[Data entries]
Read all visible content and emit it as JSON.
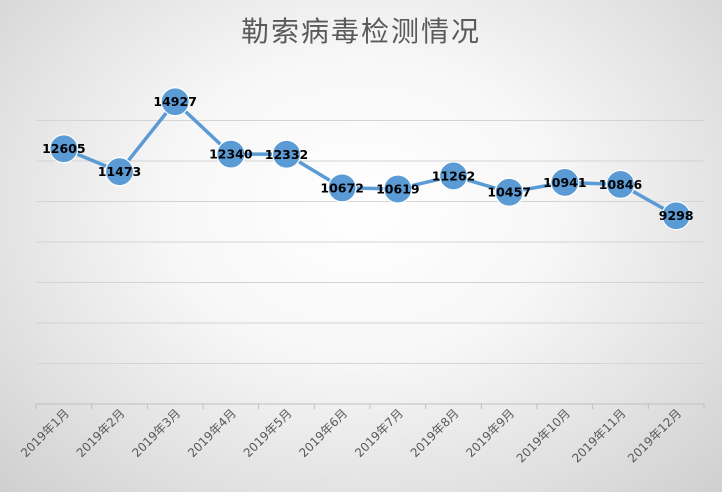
{
  "chart_data": {
    "type": "line",
    "title": "勒索病毒检测情况",
    "categories": [
      "2019年1月",
      "2019年2月",
      "2019年3月",
      "2019年4月",
      "2019年5月",
      "2019年6月",
      "2019年7月",
      "2019年8月",
      "2019年9月",
      "2019年10月",
      "2019年11月",
      "2019年12月"
    ],
    "series": [
      {
        "values": [
          12605,
          11473,
          14927,
          12340,
          12332,
          10672,
          10619,
          11262,
          10457,
          10941,
          10846,
          9298
        ]
      }
    ],
    "ylim": [
      0,
      16000
    ],
    "y_gridlines": [
      2000,
      4000,
      6000,
      8000,
      10000,
      12000,
      14000
    ],
    "y_tick_labels_visible": false,
    "grid": true,
    "legend": "none",
    "colors": {
      "line": "#5b9bd5",
      "marker": "#5b9bd5",
      "grid": "#d4d4d4",
      "axis": "#bfbfbf",
      "label": "#000000",
      "title": "#5a5a5a"
    }
  }
}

Aim: Each line in the records above should be reproduced exactly; images are not copied.

Reply to the task:
Read all visible content and emit it as JSON.
{
  "chart_data": {
    "type": "line",
    "title": "勒索病毒检测情况",
    "categories": [
      "2019年1月",
      "2019年2月",
      "2019年3月",
      "2019年4月",
      "2019年5月",
      "2019年6月",
      "2019年7月",
      "2019年8月",
      "2019年9月",
      "2019年10月",
      "2019年11月",
      "2019年12月"
    ],
    "series": [
      {
        "values": [
          12605,
          11473,
          14927,
          12340,
          12332,
          10672,
          10619,
          11262,
          10457,
          10941,
          10846,
          9298
        ]
      }
    ],
    "ylim": [
      0,
      16000
    ],
    "y_gridlines": [
      2000,
      4000,
      6000,
      8000,
      10000,
      12000,
      14000
    ],
    "y_tick_labels_visible": false,
    "grid": true,
    "legend": "none",
    "colors": {
      "line": "#5b9bd5",
      "marker": "#5b9bd5",
      "grid": "#d4d4d4",
      "axis": "#bfbfbf",
      "label": "#000000",
      "title": "#5a5a5a"
    }
  }
}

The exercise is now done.